TASK REQUIREMENTS: All of the records below should be output exactly.

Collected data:

============================================================

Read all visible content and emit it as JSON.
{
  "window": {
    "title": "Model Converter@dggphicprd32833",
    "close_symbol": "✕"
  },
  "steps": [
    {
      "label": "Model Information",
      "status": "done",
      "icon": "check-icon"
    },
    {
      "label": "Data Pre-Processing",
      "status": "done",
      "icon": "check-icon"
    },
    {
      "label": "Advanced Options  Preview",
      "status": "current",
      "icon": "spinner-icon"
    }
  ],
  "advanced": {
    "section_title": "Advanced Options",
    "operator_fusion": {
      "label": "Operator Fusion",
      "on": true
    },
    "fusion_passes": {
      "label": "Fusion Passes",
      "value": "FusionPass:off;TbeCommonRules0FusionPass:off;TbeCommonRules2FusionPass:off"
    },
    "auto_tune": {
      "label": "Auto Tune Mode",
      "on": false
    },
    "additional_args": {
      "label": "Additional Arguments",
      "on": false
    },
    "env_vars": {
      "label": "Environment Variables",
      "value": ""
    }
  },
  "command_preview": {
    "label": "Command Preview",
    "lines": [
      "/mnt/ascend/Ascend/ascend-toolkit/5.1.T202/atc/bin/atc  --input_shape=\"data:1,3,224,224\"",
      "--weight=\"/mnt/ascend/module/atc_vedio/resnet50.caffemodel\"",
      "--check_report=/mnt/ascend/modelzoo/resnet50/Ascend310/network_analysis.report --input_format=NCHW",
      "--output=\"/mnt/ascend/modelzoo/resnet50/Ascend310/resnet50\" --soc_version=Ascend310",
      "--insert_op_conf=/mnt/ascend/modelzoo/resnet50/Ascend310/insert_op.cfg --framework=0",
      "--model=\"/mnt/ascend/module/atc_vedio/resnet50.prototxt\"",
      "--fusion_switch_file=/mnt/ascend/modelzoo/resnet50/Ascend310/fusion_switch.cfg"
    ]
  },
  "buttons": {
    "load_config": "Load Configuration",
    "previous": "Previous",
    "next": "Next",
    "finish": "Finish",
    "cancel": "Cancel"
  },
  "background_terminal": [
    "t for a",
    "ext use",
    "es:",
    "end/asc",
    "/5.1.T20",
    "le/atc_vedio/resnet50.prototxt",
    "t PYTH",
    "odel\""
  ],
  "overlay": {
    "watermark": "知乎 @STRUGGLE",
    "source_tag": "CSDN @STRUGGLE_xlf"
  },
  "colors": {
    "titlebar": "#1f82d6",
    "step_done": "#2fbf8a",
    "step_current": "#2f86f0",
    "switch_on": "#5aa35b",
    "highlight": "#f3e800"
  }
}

============================================================

OUTPUT OF THE EXERCISE:
Read all visible content and emit it as JSON.
{
  "window": {
    "title": "Model Converter@dggphicprd32833",
    "close_symbol": "✕"
  },
  "steps": [
    {
      "label": "Model Information",
      "status": "done",
      "icon": "check-icon"
    },
    {
      "label": "Data Pre-Processing",
      "status": "done",
      "icon": "check-icon"
    },
    {
      "label": "Advanced Options  Preview",
      "status": "current",
      "icon": "spinner-icon"
    }
  ],
  "advanced": {
    "section_title": "Advanced Options",
    "operator_fusion": {
      "label": "Operator Fusion",
      "on": true
    },
    "fusion_passes": {
      "label": "Fusion Passes",
      "value": "FusionPass:off;TbeCommonRules0FusionPass:off;TbeCommonRules2FusionPass:off"
    },
    "auto_tune": {
      "label": "Auto Tune Mode",
      "on": false
    },
    "additional_args": {
      "label": "Additional Arguments",
      "on": false
    },
    "env_vars": {
      "label": "Environment Variables",
      "value": ""
    }
  },
  "command_preview": {
    "label": "Command Preview",
    "lines": [
      "/mnt/ascend/Ascend/ascend-toolkit/5.1.T202/atc/bin/atc  --input_shape=\"data:1,3,224,224\"",
      "--weight=\"/mnt/ascend/module/atc_vedio/resnet50.caffemodel\"",
      "--check_report=/mnt/ascend/modelzoo/resnet50/Ascend310/network_analysis.report --input_format=NCHW",
      "--output=\"/mnt/ascend/modelzoo/resnet50/Ascend310/resnet50\" --soc_version=Ascend310",
      "--insert_op_conf=/mnt/ascend/modelzoo/resnet50/Ascend310/insert_op.cfg --framework=0",
      "--model=\"/mnt/ascend/module/atc_vedio/resnet50.prototxt\"",
      "--fusion_switch_file=/mnt/ascend/modelzoo/resnet50/Ascend310/fusion_switch.cfg"
    ]
  },
  "buttons": {
    "load_config": "Load Configuration",
    "previous": "Previous",
    "next": "Next",
    "finish": "Finish",
    "cancel": "Cancel"
  },
  "background_terminal": [
    "t for a",
    "ext use",
    "es:",
    "end/asc",
    "/5.1.T20",
    "le/atc_vedio/resnet50.prototxt",
    "t PYTH",
    "odel\""
  ],
  "overlay": {
    "watermark": "知乎 @STRUGGLE",
    "source_tag": "CSDN @STRUGGLE_xlf"
  },
  "colors": {
    "titlebar": "#1f82d6",
    "step_done": "#2fbf8a",
    "step_current": "#2f86f0",
    "switch_on": "#5aa35b",
    "highlight": "#f3e800"
  }
}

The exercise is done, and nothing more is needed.